Exercise aim: Pictures aside, quote the whole listing exactly.

Dataset records
+++

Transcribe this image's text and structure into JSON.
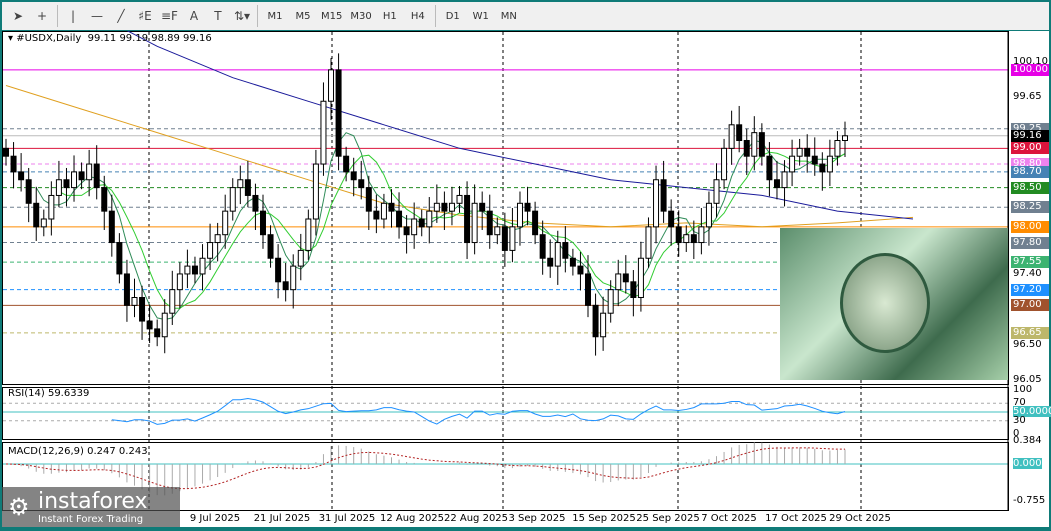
{
  "toolbar": {
    "tools": [
      {
        "name": "cursor-icon",
        "g": "➤"
      },
      {
        "name": "crosshair-icon",
        "g": "+"
      },
      {
        "name": "vertical-line-icon",
        "g": "|"
      },
      {
        "name": "horizontal-line-icon",
        "g": "—"
      },
      {
        "name": "trendline-icon",
        "g": "╱"
      },
      {
        "name": "fibonacci-icon",
        "g": "♯E"
      },
      {
        "name": "fibo-fan-icon",
        "g": "≡F"
      },
      {
        "name": "text-icon",
        "g": "A"
      },
      {
        "name": "text-label-icon",
        "g": "T"
      },
      {
        "name": "arrows-icon",
        "g": "⇅▾"
      }
    ],
    "timeframes": [
      "M1",
      "M5",
      "M15",
      "M30",
      "H1",
      "H4",
      "D1",
      "W1",
      "MN"
    ]
  },
  "chart": {
    "symbol_label": "#USDX,Daily",
    "ohlc": "99.11 99.19 98.89 99.16",
    "closes": [
      98.9,
      98.7,
      98.6,
      98.3,
      98.0,
      98.1,
      98.4,
      98.6,
      98.5,
      98.7,
      98.6,
      98.8,
      98.5,
      98.2,
      97.8,
      97.4,
      97.0,
      97.1,
      96.8,
      96.7,
      96.6,
      96.9,
      97.2,
      97.4,
      97.5,
      97.4,
      97.6,
      97.8,
      97.9,
      98.2,
      98.5,
      98.6,
      98.4,
      98.2,
      97.9,
      97.6,
      97.3,
      97.2,
      97.5,
      97.7,
      98.1,
      98.8,
      99.6,
      100.0,
      98.9,
      98.7,
      98.6,
      98.5,
      98.2,
      98.1,
      98.3,
      98.2,
      98.0,
      97.9,
      98.1,
      98.0,
      98.2,
      98.3,
      98.2,
      98.3,
      98.4,
      97.8,
      98.3,
      98.2,
      97.9,
      98.0,
      97.7,
      98.0,
      98.3,
      98.2,
      97.9,
      97.6,
      97.5,
      97.8,
      97.6,
      97.5,
      97.4,
      97.0,
      96.6,
      96.9,
      97.2,
      97.4,
      97.3,
      97.1,
      97.6,
      98.0,
      98.6,
      98.2,
      98.0,
      97.8,
      97.9,
      97.8,
      98.0,
      98.3,
      98.6,
      99.0,
      99.3,
      99.1,
      98.9,
      99.2,
      98.9,
      98.6,
      98.5,
      98.7,
      98.9,
      99.0,
      98.9,
      98.8,
      98.7,
      98.9,
      99.1,
      99.16
    ],
    "ma_blue_every10": [
      101.2,
      100.8,
      100.3,
      99.9,
      99.6,
      99.3,
      99.0,
      98.8,
      98.6,
      98.5,
      98.4,
      98.2,
      98.1
    ],
    "ma_orange_every10": [
      99.8,
      99.5,
      99.2,
      98.9,
      98.6,
      98.3,
      98.15,
      98.05,
      98.0,
      98.05,
      98.0,
      98.05,
      98.12
    ],
    "ylim": [
      96.0,
      100.5
    ],
    "levels": [
      {
        "price": "100.00",
        "color": "#e600e6",
        "style": "solid"
      },
      {
        "price": "99.25",
        "color": "#708090",
        "style": "dash"
      },
      {
        "price": "99.16",
        "color": "#000000",
        "style": "current"
      },
      {
        "price": "99.00",
        "color": "#dc143c",
        "style": "solid"
      },
      {
        "price": "98.80",
        "color": "#ee82ee",
        "style": "dash"
      },
      {
        "price": "98.70",
        "color": "#4682b4",
        "style": "dash"
      },
      {
        "price": "98.50",
        "color": "#228b22",
        "style": "dash"
      },
      {
        "price": "98.25",
        "color": "#708090",
        "style": "dash"
      },
      {
        "price": "98.00",
        "color": "#ff8c00",
        "style": "solid"
      },
      {
        "price": "97.80",
        "color": "#708090",
        "style": "dash"
      },
      {
        "price": "97.55",
        "color": "#3cb371",
        "style": "dash"
      },
      {
        "price": "97.20",
        "color": "#1e90ff",
        "style": "dash"
      },
      {
        "price": "97.00",
        "color": "#a0522d",
        "style": "solid"
      },
      {
        "price": "96.65",
        "color": "#bdb76b",
        "style": "dash"
      }
    ],
    "ticks": [
      "100.10",
      "99.65",
      "97.40",
      "96.50",
      "96.05"
    ]
  },
  "rsi": {
    "label": "RSI(14) 59.6339",
    "ticks": [
      "100",
      "70",
      "50.0000",
      "30",
      "0"
    ]
  },
  "macd": {
    "label": "MACD(12,26,9) 0.247 0.243",
    "ticks": [
      "0.384",
      "0.000",
      "-0.755"
    ]
  },
  "dates": [
    "9 Jul 2025",
    "21 Jul 2025",
    "31 Jul 2025",
    "12 Aug 2025",
    "22 Aug 2025",
    "3 Sep 2025",
    "15 Sep 2025",
    "25 Sep 2025",
    "7 Oct 2025",
    "17 Oct 2025",
    "29 Oct 2025"
  ],
  "logo": {
    "name": "instaforex",
    "slogan": "Instant Forex Trading"
  }
}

+++

Task response:
Transcribe this image's text and structure into JSON.
{
  "toolbar": {
    "tools": [
      {
        "name": "cursor-icon",
        "g": "➤"
      },
      {
        "name": "crosshair-icon",
        "g": "+"
      },
      {
        "name": "vertical-line-icon",
        "g": "|"
      },
      {
        "name": "horizontal-line-icon",
        "g": "—"
      },
      {
        "name": "trendline-icon",
        "g": "╱"
      },
      {
        "name": "fibonacci-icon",
        "g": "♯E"
      },
      {
        "name": "fibo-fan-icon",
        "g": "≡F"
      },
      {
        "name": "text-icon",
        "g": "A"
      },
      {
        "name": "text-label-icon",
        "g": "T"
      },
      {
        "name": "arrows-icon",
        "g": "⇅▾"
      }
    ],
    "timeframes": [
      "M1",
      "M5",
      "M15",
      "M30",
      "H1",
      "H4",
      "D1",
      "W1",
      "MN"
    ]
  },
  "chart": {
    "symbol_label": "#USDX,Daily",
    "ohlc": "99.11 99.19 98.89 99.16",
    "closes": [
      98.9,
      98.7,
      98.6,
      98.3,
      98.0,
      98.1,
      98.4,
      98.6,
      98.5,
      98.7,
      98.6,
      98.8,
      98.5,
      98.2,
      97.8,
      97.4,
      97.0,
      97.1,
      96.8,
      96.7,
      96.6,
      96.9,
      97.2,
      97.4,
      97.5,
      97.4,
      97.6,
      97.8,
      97.9,
      98.2,
      98.5,
      98.6,
      98.4,
      98.2,
      97.9,
      97.6,
      97.3,
      97.2,
      97.5,
      97.7,
      98.1,
      98.8,
      99.6,
      100.0,
      98.9,
      98.7,
      98.6,
      98.5,
      98.2,
      98.1,
      98.3,
      98.2,
      98.0,
      97.9,
      98.1,
      98.0,
      98.2,
      98.3,
      98.2,
      98.3,
      98.4,
      97.8,
      98.3,
      98.2,
      97.9,
      98.0,
      97.7,
      98.0,
      98.3,
      98.2,
      97.9,
      97.6,
      97.5,
      97.8,
      97.6,
      97.5,
      97.4,
      97.0,
      96.6,
      96.9,
      97.2,
      97.4,
      97.3,
      97.1,
      97.6,
      98.0,
      98.6,
      98.2,
      98.0,
      97.8,
      97.9,
      97.8,
      98.0,
      98.3,
      98.6,
      99.0,
      99.3,
      99.1,
      98.9,
      99.2,
      98.9,
      98.6,
      98.5,
      98.7,
      98.9,
      99.0,
      98.9,
      98.8,
      98.7,
      98.9,
      99.1,
      99.16
    ],
    "ma_blue_every10": [
      101.2,
      100.8,
      100.3,
      99.9,
      99.6,
      99.3,
      99.0,
      98.8,
      98.6,
      98.5,
      98.4,
      98.2,
      98.1
    ],
    "ma_orange_every10": [
      99.8,
      99.5,
      99.2,
      98.9,
      98.6,
      98.3,
      98.15,
      98.05,
      98.0,
      98.05,
      98.0,
      98.05,
      98.12
    ],
    "ylim": [
      96.0,
      100.5
    ],
    "levels": [
      {
        "price": "100.00",
        "color": "#e600e6",
        "style": "solid"
      },
      {
        "price": "99.25",
        "color": "#708090",
        "style": "dash"
      },
      {
        "price": "99.16",
        "color": "#000000",
        "style": "current"
      },
      {
        "price": "99.00",
        "color": "#dc143c",
        "style": "solid"
      },
      {
        "price": "98.80",
        "color": "#ee82ee",
        "style": "dash"
      },
      {
        "price": "98.70",
        "color": "#4682b4",
        "style": "dash"
      },
      {
        "price": "98.50",
        "color": "#228b22",
        "style": "dash"
      },
      {
        "price": "98.25",
        "color": "#708090",
        "style": "dash"
      },
      {
        "price": "98.00",
        "color": "#ff8c00",
        "style": "solid"
      },
      {
        "price": "97.80",
        "color": "#708090",
        "style": "dash"
      },
      {
        "price": "97.55",
        "color": "#3cb371",
        "style": "dash"
      },
      {
        "price": "97.20",
        "color": "#1e90ff",
        "style": "dash"
      },
      {
        "price": "97.00",
        "color": "#a0522d",
        "style": "solid"
      },
      {
        "price": "96.65",
        "color": "#bdb76b",
        "style": "dash"
      }
    ],
    "ticks": [
      "100.10",
      "99.65",
      "97.40",
      "96.50",
      "96.05"
    ]
  },
  "rsi": {
    "label": "RSI(14) 59.6339",
    "ticks": [
      "100",
      "70",
      "50.0000",
      "30",
      "0"
    ]
  },
  "macd": {
    "label": "MACD(12,26,9) 0.247 0.243",
    "ticks": [
      "0.384",
      "0.000",
      "-0.755"
    ]
  },
  "dates": [
    "9 Jul 2025",
    "21 Jul 2025",
    "31 Jul 2025",
    "12 Aug 2025",
    "22 Aug 2025",
    "3 Sep 2025",
    "15 Sep 2025",
    "25 Sep 2025",
    "7 Oct 2025",
    "17 Oct 2025",
    "29 Oct 2025"
  ],
  "logo": {
    "name": "instaforex",
    "slogan": "Instant Forex Trading"
  }
}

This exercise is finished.